**The request:**
Copy out the lines from the line with "List UI elements" up to and including the line with "128, 117, 150)", switching "field-name-cell" to "name-field" and leaving everything else unchanged. Return only those lines.

**Items:**
* begin *

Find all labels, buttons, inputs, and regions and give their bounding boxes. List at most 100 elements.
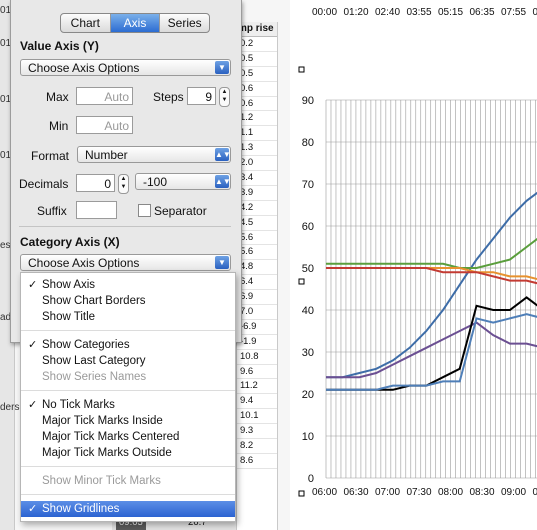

* end *
* begin *

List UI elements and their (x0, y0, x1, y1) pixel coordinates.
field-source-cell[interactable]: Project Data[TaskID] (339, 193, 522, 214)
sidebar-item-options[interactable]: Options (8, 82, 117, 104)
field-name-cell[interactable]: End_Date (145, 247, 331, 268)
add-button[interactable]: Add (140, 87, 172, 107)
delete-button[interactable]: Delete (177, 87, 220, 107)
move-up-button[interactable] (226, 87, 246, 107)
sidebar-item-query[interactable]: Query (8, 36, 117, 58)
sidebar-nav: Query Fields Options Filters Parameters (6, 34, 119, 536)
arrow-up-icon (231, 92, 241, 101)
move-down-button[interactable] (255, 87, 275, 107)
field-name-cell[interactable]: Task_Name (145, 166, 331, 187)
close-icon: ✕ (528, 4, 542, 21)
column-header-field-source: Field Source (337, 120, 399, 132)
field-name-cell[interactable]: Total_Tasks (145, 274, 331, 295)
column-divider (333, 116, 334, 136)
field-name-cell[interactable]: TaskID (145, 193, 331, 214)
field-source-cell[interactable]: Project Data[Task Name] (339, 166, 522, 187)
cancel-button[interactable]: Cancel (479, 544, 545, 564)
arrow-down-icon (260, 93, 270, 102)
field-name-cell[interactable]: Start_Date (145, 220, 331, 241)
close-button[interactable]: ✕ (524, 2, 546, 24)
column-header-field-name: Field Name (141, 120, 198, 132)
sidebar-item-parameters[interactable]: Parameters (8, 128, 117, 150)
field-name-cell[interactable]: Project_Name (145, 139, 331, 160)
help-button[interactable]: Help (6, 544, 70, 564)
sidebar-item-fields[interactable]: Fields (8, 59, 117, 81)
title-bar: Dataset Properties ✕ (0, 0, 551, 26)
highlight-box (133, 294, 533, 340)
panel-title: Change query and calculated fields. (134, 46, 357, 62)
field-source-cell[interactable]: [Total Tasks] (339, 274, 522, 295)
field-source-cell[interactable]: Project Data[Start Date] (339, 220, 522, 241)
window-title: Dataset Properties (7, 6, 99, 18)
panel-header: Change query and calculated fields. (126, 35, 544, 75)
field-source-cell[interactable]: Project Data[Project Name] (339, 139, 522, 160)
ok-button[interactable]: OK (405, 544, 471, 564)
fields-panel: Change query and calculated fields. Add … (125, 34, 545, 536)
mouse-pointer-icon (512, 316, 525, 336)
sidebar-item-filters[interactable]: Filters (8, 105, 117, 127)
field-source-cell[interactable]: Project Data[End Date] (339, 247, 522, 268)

* end *

**Answer to this problem:**
List UI elements and their (x0, y0, x1, y1) pixel coordinates.
field-source-cell[interactable]: Project Data[TaskID] (339, 193, 522, 214)
sidebar-item-options[interactable]: Options (8, 82, 117, 104)
name-field[interactable]: End_Date (145, 247, 331, 268)
add-button[interactable]: Add (140, 87, 172, 107)
delete-button[interactable]: Delete (177, 87, 220, 107)
move-up-button[interactable] (226, 87, 246, 107)
sidebar-item-query[interactable]: Query (8, 36, 117, 58)
sidebar-nav: Query Fields Options Filters Parameters (6, 34, 119, 536)
arrow-up-icon (231, 92, 241, 101)
move-down-button[interactable] (255, 87, 275, 107)
name-field[interactable]: Task_Name (145, 166, 331, 187)
close-icon: ✕ (528, 4, 542, 21)
column-header-field-source: Field Source (337, 120, 399, 132)
name-field[interactable]: Total_Tasks (145, 274, 331, 295)
column-divider (333, 116, 334, 136)
name-field[interactable]: TaskID (145, 193, 331, 214)
field-source-cell[interactable]: Project Data[Task Name] (339, 166, 522, 187)
cancel-button[interactable]: Cancel (479, 544, 545, 564)
arrow-down-icon (260, 93, 270, 102)
name-field[interactable]: Start_Date (145, 220, 331, 241)
close-button[interactable]: ✕ (524, 2, 546, 24)
column-header-field-name: Field Name (141, 120, 198, 132)
sidebar-item-parameters[interactable]: Parameters (8, 128, 117, 150)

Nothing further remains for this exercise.